--- Start ---

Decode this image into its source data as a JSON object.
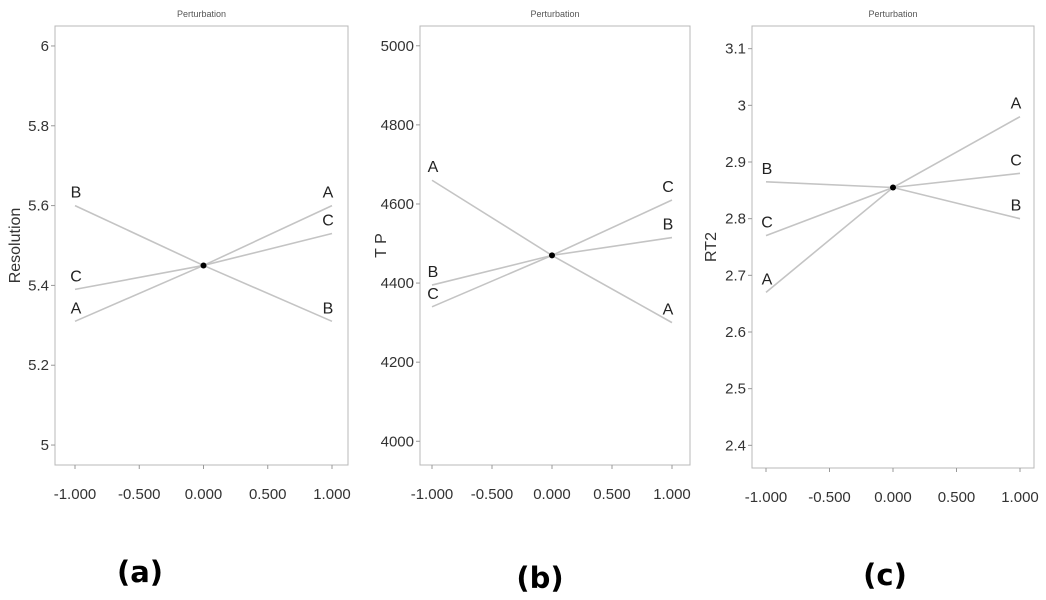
{
  "chart_data": [
    {
      "type": "line",
      "title": "Perturbation",
      "caption": "(a)",
      "xlabel": "",
      "ylabel": "Resolution",
      "xlim": [
        -1,
        1
      ],
      "ylim": [
        4.95,
        6.05
      ],
      "x_ticks": [
        "-1.000",
        "-0.500",
        "0.000",
        "0.500",
        "1.000"
      ],
      "y_ticks": [
        "6",
        "5.8",
        "5.6",
        "5.4",
        "5.2",
        "5"
      ],
      "center_point": [
        0,
        5.45
      ],
      "series": [
        {
          "name": "A",
          "x": [
            -1,
            0,
            1
          ],
          "y": [
            5.31,
            5.45,
            5.6
          ]
        },
        {
          "name": "B",
          "x": [
            -1,
            0,
            1
          ],
          "y": [
            5.6,
            5.45,
            5.31
          ]
        },
        {
          "name": "C",
          "x": [
            -1,
            0,
            1
          ],
          "y": [
            5.39,
            5.45,
            5.53
          ]
        }
      ]
    },
    {
      "type": "line",
      "title": "Perturbation",
      "caption": "(b)",
      "xlabel": "",
      "ylabel": "T P",
      "xlim": [
        -1,
        1
      ],
      "ylim": [
        3940,
        5050
      ],
      "x_ticks": [
        "-1.000",
        "-0.500",
        "0.000",
        "0.500",
        "1.000"
      ],
      "y_ticks": [
        "5000",
        "4800",
        "4600",
        "4400",
        "4200",
        "4000"
      ],
      "center_point": [
        0,
        4470
      ],
      "series": [
        {
          "name": "A",
          "x": [
            -1,
            0,
            1
          ],
          "y": [
            4660,
            4470,
            4300
          ]
        },
        {
          "name": "B",
          "x": [
            -1,
            0,
            1
          ],
          "y": [
            4395,
            4470,
            4515
          ]
        },
        {
          "name": "C",
          "x": [
            -1,
            0,
            1
          ],
          "y": [
            4340,
            4470,
            4610
          ]
        }
      ]
    },
    {
      "type": "line",
      "title": "Perturbation",
      "caption": "(c)",
      "xlabel": "",
      "ylabel": "RT2",
      "xlim": [
        -1,
        1
      ],
      "ylim": [
        2.36,
        3.14
      ],
      "x_ticks": [
        "-1.000",
        "-0.500",
        "0.000",
        "0.500",
        "1.000"
      ],
      "y_ticks": [
        "3.1",
        "3",
        "2.9",
        "2.8",
        "2.7",
        "2.6",
        "2.5",
        "2.4"
      ],
      "center_point": [
        0,
        2.855
      ],
      "series": [
        {
          "name": "A",
          "x": [
            -1,
            0,
            1
          ],
          "y": [
            2.67,
            2.855,
            2.98
          ]
        },
        {
          "name": "B",
          "x": [
            -1,
            0,
            1
          ],
          "y": [
            2.865,
            2.855,
            2.8
          ]
        },
        {
          "name": "C",
          "x": [
            -1,
            0,
            1
          ],
          "y": [
            2.77,
            2.855,
            2.88
          ]
        }
      ]
    }
  ],
  "colors": {
    "frame": "#b8b8b8",
    "series_line": "#c4c4c4",
    "text": "#333333",
    "center_point": "#000000"
  }
}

--- End ---

**AIM OF THE TASK**
Check each line above for the word "ylabel" and copy the ones that have it.

**EXERCISE RESPONSE**
      "ylabel": "Resolution",
      "ylabel": "T P",
      "ylabel": "RT2",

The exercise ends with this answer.